Requirement =>
Type out every line below exactly as it reads.
-- BEGIN Source data --
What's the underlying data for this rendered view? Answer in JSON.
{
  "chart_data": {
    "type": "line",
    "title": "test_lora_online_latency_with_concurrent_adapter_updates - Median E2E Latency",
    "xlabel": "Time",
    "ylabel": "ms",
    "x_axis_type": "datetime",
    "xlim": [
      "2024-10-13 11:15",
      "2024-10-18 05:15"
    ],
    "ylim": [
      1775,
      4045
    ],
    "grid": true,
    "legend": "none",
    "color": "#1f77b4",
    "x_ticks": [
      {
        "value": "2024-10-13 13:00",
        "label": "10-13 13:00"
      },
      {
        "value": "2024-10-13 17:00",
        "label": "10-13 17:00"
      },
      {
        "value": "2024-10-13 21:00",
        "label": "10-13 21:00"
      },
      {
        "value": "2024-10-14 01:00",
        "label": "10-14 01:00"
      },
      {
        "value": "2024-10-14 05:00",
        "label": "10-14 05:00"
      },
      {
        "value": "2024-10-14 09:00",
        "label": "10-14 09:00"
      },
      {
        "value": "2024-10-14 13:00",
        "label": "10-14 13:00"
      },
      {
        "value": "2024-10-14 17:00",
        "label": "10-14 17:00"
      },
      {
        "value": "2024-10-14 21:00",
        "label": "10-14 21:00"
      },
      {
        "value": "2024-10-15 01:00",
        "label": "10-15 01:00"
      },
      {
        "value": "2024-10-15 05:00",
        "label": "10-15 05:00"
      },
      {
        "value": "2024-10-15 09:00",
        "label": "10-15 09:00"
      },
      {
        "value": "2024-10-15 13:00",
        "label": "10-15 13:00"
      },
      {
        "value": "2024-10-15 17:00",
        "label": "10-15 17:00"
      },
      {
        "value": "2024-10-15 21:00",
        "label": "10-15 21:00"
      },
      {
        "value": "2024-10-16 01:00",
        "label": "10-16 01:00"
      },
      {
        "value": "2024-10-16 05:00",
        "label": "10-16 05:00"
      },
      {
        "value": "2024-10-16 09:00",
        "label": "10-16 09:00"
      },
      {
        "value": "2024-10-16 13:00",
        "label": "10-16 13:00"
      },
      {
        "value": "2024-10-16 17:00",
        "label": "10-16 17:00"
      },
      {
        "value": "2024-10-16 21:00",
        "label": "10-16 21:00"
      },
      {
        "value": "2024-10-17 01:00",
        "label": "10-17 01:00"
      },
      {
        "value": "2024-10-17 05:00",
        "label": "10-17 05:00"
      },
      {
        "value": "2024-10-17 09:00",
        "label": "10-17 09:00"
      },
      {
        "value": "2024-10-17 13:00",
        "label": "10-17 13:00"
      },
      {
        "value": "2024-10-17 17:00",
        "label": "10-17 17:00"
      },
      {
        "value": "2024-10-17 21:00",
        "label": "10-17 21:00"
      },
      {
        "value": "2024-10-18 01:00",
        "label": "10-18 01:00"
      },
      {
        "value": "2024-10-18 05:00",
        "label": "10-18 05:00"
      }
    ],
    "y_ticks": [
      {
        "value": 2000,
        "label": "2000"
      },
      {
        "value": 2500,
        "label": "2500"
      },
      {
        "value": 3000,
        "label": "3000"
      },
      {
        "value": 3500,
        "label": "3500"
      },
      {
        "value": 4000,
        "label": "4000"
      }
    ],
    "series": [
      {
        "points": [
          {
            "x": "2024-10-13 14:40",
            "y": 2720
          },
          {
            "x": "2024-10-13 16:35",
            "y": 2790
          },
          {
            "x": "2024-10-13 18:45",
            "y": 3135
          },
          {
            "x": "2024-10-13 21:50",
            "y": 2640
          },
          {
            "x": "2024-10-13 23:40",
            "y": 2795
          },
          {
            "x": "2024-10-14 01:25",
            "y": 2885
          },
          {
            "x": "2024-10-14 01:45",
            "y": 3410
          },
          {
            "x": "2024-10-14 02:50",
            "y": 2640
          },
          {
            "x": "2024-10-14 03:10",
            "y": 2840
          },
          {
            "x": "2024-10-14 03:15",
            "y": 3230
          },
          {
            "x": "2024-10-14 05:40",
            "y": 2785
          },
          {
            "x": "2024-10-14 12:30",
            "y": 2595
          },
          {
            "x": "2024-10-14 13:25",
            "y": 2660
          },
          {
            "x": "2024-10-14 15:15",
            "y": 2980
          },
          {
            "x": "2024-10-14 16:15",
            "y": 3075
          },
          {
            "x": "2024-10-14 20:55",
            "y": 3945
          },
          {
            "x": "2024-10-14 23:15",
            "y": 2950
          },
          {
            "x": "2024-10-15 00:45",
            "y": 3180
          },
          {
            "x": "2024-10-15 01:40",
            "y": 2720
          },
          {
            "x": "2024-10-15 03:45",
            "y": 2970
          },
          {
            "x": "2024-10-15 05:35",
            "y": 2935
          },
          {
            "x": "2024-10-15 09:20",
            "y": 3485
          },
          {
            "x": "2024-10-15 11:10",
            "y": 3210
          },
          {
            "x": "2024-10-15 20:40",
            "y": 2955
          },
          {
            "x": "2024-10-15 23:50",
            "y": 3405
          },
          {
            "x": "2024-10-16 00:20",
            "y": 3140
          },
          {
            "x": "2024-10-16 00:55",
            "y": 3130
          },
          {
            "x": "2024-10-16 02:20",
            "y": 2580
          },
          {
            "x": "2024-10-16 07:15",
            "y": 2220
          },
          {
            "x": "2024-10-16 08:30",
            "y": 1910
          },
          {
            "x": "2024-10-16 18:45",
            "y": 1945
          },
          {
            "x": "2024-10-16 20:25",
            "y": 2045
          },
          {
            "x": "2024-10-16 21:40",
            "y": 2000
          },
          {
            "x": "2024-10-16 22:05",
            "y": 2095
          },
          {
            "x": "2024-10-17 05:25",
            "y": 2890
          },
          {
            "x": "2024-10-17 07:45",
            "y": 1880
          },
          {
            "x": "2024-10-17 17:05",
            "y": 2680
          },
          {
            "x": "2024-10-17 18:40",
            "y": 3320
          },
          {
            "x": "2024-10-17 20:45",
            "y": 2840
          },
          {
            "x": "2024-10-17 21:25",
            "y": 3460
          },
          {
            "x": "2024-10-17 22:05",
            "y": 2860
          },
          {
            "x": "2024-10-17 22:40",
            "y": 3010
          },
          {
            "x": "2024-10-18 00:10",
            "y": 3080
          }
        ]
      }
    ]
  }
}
-- END Source data --
Correct answer =>
What's the underlying data for this rendered view? Answer in JSON.
{
  "chart_data": {
    "type": "line",
    "title": "test_lora_online_latency_with_concurrent_adapter_updates - Median E2E Latency",
    "xlabel": "Time",
    "ylabel": "ms",
    "x_axis_type": "datetime",
    "xlim": [
      "2024-10-13 11:15",
      "2024-10-18 05:15"
    ],
    "ylim": [
      1775,
      4045
    ],
    "grid": true,
    "legend": "none",
    "color": "#1f77b4",
    "x_ticks": [
      {
        "value": "2024-10-13 13:00",
        "label": "10-13 13:00"
      },
      {
        "value": "2024-10-13 17:00",
        "label": "10-13 17:00"
      },
      {
        "value": "2024-10-13 21:00",
        "label": "10-13 21:00"
      },
      {
        "value": "2024-10-14 01:00",
        "label": "10-14 01:00"
      },
      {
        "value": "2024-10-14 05:00",
        "label": "10-14 05:00"
      },
      {
        "value": "2024-10-14 09:00",
        "label": "10-14 09:00"
      },
      {
        "value": "2024-10-14 13:00",
        "label": "10-14 13:00"
      },
      {
        "value": "2024-10-14 17:00",
        "label": "10-14 17:00"
      },
      {
        "value": "2024-10-14 21:00",
        "label": "10-14 21:00"
      },
      {
        "value": "2024-10-15 01:00",
        "label": "10-15 01:00"
      },
      {
        "value": "2024-10-15 05:00",
        "label": "10-15 05:00"
      },
      {
        "value": "2024-10-15 09:00",
        "label": "10-15 09:00"
      },
      {
        "value": "2024-10-15 13:00",
        "label": "10-15 13:00"
      },
      {
        "value": "2024-10-15 17:00",
        "label": "10-15 17:00"
      },
      {
        "value": "2024-10-15 21:00",
        "label": "10-15 21:00"
      },
      {
        "value": "2024-10-16 01:00",
        "label": "10-16 01:00"
      },
      {
        "value": "2024-10-16 05:00",
        "label": "10-16 05:00"
      },
      {
        "value": "2024-10-16 09:00",
        "label": "10-16 09:00"
      },
      {
        "value": "2024-10-16 13:00",
        "label": "10-16 13:00"
      },
      {
        "value": "2024-10-16 17:00",
        "label": "10-16 17:00"
      },
      {
        "value": "2024-10-16 21:00",
        "label": "10-16 21:00"
      },
      {
        "value": "2024-10-17 01:00",
        "label": "10-17 01:00"
      },
      {
        "value": "2024-10-17 05:00",
        "label": "10-17 05:00"
      },
      {
        "value": "2024-10-17 09:00",
        "label": "10-17 09:00"
      },
      {
        "value": "2024-10-17 13:00",
        "label": "10-17 13:00"
      },
      {
        "value": "2024-10-17 17:00",
        "label": "10-17 17:00"
      },
      {
        "value": "2024-10-17 21:00",
        "label": "10-17 21:00"
      },
      {
        "value": "2024-10-18 01:00",
        "label": "10-18 01:00"
      },
      {
        "value": "2024-10-18 05:00",
        "label": "10-18 05:00"
      }
    ],
    "y_ticks": [
      {
        "value": 2000,
        "label": "2000"
      },
      {
        "value": 2500,
        "label": "2500"
      },
      {
        "value": 3000,
        "label": "3000"
      },
      {
        "value": 3500,
        "label": "3500"
      },
      {
        "value": 4000,
        "label": "4000"
      }
    ],
    "series": [
      {
        "points": [
          {
            "x": "2024-10-13 14:40",
            "y": 2720
          },
          {
            "x": "2024-10-13 16:35",
            "y": 2790
          },
          {
            "x": "2024-10-13 18:45",
            "y": 3135
          },
          {
            "x": "2024-10-13 21:50",
            "y": 2640
          },
          {
            "x": "2024-10-13 23:40",
            "y": 2795
          },
          {
            "x": "2024-10-14 01:25",
            "y": 2885
          },
          {
            "x": "2024-10-14 01:45",
            "y": 3410
          },
          {
            "x": "2024-10-14 02:50",
            "y": 2640
          },
          {
            "x": "2024-10-14 03:10",
            "y": 2840
          },
          {
            "x": "2024-10-14 03:15",
            "y": 3230
          },
          {
            "x": "2024-10-14 05:40",
            "y": 2785
          },
          {
            "x": "2024-10-14 12:30",
            "y": 2595
          },
          {
            "x": "2024-10-14 13:25",
            "y": 2660
          },
          {
            "x": "2024-10-14 15:15",
            "y": 2980
          },
          {
            "x": "2024-10-14 16:15",
            "y": 3075
          },
          {
            "x": "2024-10-14 20:55",
            "y": 3945
          },
          {
            "x": "2024-10-14 23:15",
            "y": 2950
          },
          {
            "x": "2024-10-15 00:45",
            "y": 3180
          },
          {
            "x": "2024-10-15 01:40",
            "y": 2720
          },
          {
            "x": "2024-10-15 03:45",
            "y": 2970
          },
          {
            "x": "2024-10-15 05:35",
            "y": 2935
          },
          {
            "x": "2024-10-15 09:20",
            "y": 3485
          },
          {
            "x": "2024-10-15 11:10",
            "y": 3210
          },
          {
            "x": "2024-10-15 20:40",
            "y": 2955
          },
          {
            "x": "2024-10-15 23:50",
            "y": 3405
          },
          {
            "x": "2024-10-16 00:20",
            "y": 3140
          },
          {
            "x": "2024-10-16 00:55",
            "y": 3130
          },
          {
            "x": "2024-10-16 02:20",
            "y": 2580
          },
          {
            "x": "2024-10-16 07:15",
            "y": 2220
          },
          {
            "x": "2024-10-16 08:30",
            "y": 1910
          },
          {
            "x": "2024-10-16 18:45",
            "y": 1945
          },
          {
            "x": "2024-10-16 20:25",
            "y": 2045
          },
          {
            "x": "2024-10-16 21:40",
            "y": 2000
          },
          {
            "x": "2024-10-16 22:05",
            "y": 2095
          },
          {
            "x": "2024-10-17 05:25",
            "y": 2890
          },
          {
            "x": "2024-10-17 07:45",
            "y": 1880
          },
          {
            "x": "2024-10-17 17:05",
            "y": 2680
          },
          {
            "x": "2024-10-17 18:40",
            "y": 3320
          },
          {
            "x": "2024-10-17 20:45",
            "y": 2840
          },
          {
            "x": "2024-10-17 21:25",
            "y": 3460
          },
          {
            "x": "2024-10-17 22:05",
            "y": 2860
          },
          {
            "x": "2024-10-17 22:40",
            "y": 3010
          },
          {
            "x": "2024-10-18 00:10",
            "y": 3080
          }
        ]
      }
    ]
  }
}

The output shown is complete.